─── Supplied data

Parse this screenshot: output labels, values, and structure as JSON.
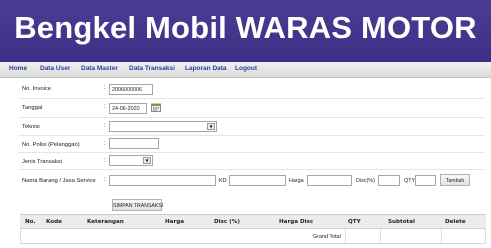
{
  "header": {
    "title": "Bengkel Mobil WARAS MOTOR"
  },
  "nav": {
    "items": [
      "Home",
      "Data User",
      "Data Master",
      "Data Transaksi",
      "Laporan Data",
      "Logout"
    ]
  },
  "form": {
    "colon": ":",
    "invoice": {
      "label": "No. Invoice",
      "value": "2006000006"
    },
    "tanggal": {
      "label": "Tanggal",
      "value": "24-06-2020"
    },
    "teknisi": {
      "label": "Teknisi",
      "value": ""
    },
    "polisi": {
      "label": "No. Polisi (Pelanggan)",
      "value": ""
    },
    "jenis": {
      "label": "Jenis Transaksi",
      "value": ""
    },
    "barang": {
      "label": "Nama Barang / Jasa Service",
      "kd_label": "KD",
      "harga_label": "Harga",
      "disc_label": "Disc(%)",
      "qty_label": "QTY",
      "tambah_label": "Tambah"
    },
    "simpan_label": "SIMPAN TRANSAKSI"
  },
  "table": {
    "columns": [
      "No.",
      "Kode",
      "Keterangan",
      "Harga",
      "Disc (%)",
      "Harga Disc",
      "QTY",
      "Subtotal",
      "Delete"
    ],
    "grand_total_label": "Grand Total"
  },
  "colors": {
    "banner": "#3d2f86",
    "nav_link": "#2a3f8f"
  },
  "icons": [
    "calendar-icon",
    "dropdown-arrow-icon"
  ]
}
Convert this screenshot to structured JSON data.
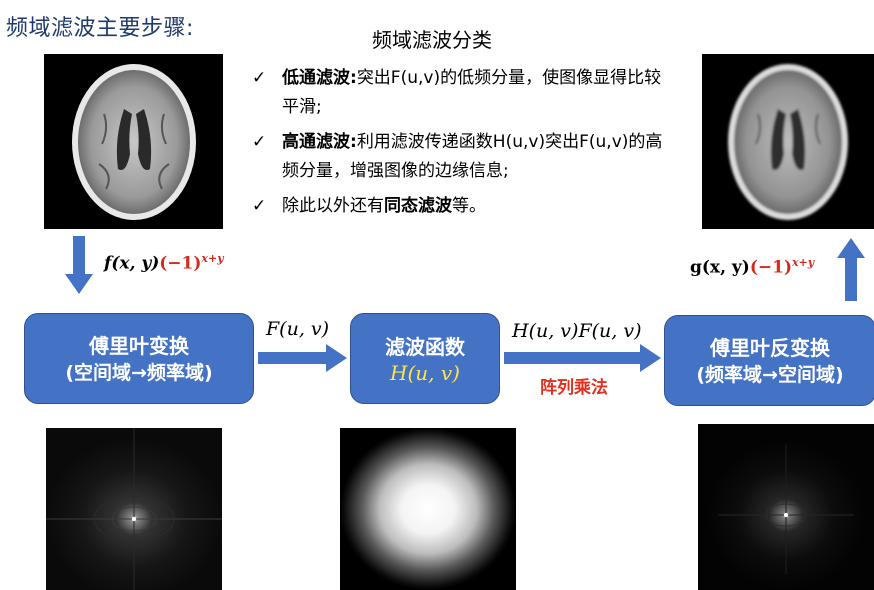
{
  "header": {
    "title": "频域滤波主要步骤:",
    "subtitle": "频域滤波分类"
  },
  "bullets": [
    {
      "bold": "低通滤波:",
      "text": "突出F(u,v)的低频分量，使图像显得比较平滑;"
    },
    {
      "bold": "高通滤波:",
      "text": "利用滤波传递函数H(u,v)突出F(u,v)的高频分量，增强图像的边缘信息;"
    },
    {
      "pre": "除此以外还有",
      "bold": "同态滤波",
      "post": "等。"
    }
  ],
  "input_eq": {
    "func": "f(x, y)",
    "factor": "(−1)",
    "exp": "x+y"
  },
  "output_eq": {
    "func": "g(x, y)",
    "factor": "(−1)",
    "exp": "x+y"
  },
  "boxes": {
    "fft": {
      "line1": "傅里叶变换",
      "line2": "(空间域→频率域)"
    },
    "filter": {
      "line1": "滤波函数",
      "math": "H(u, v)"
    },
    "ifft": {
      "line1": "傅里叶反变换",
      "line2": "(频率域→空间域)"
    }
  },
  "arrows": {
    "a1_label": "F(u, v)",
    "a2_label": "H(u, v)F(u, v)",
    "a2_sublabel": "阵列乘法"
  },
  "images": {
    "input": "mri-brain-image",
    "output": "filtered-mri-brain-image",
    "spectrum": "fourier-spectrum-image",
    "filter": "gaussian-lowpass-filter-image",
    "filtered_spectrum": "filtered-spectrum-image"
  },
  "colors": {
    "box_fill": "#4472c4",
    "arrow_fill": "#4472c4",
    "title_color": "#1f3a6e",
    "highlight_red": "#d62a1e",
    "math_yellow": "#ffe34d"
  }
}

──────

▶ _Problem to solve_
From the records above, pull out every line containing the word "JSON".

▶ _Solved problem_
Parse this screenshot: output labels, values, and structure as JSON.
Convert this screenshot to structured JSON data.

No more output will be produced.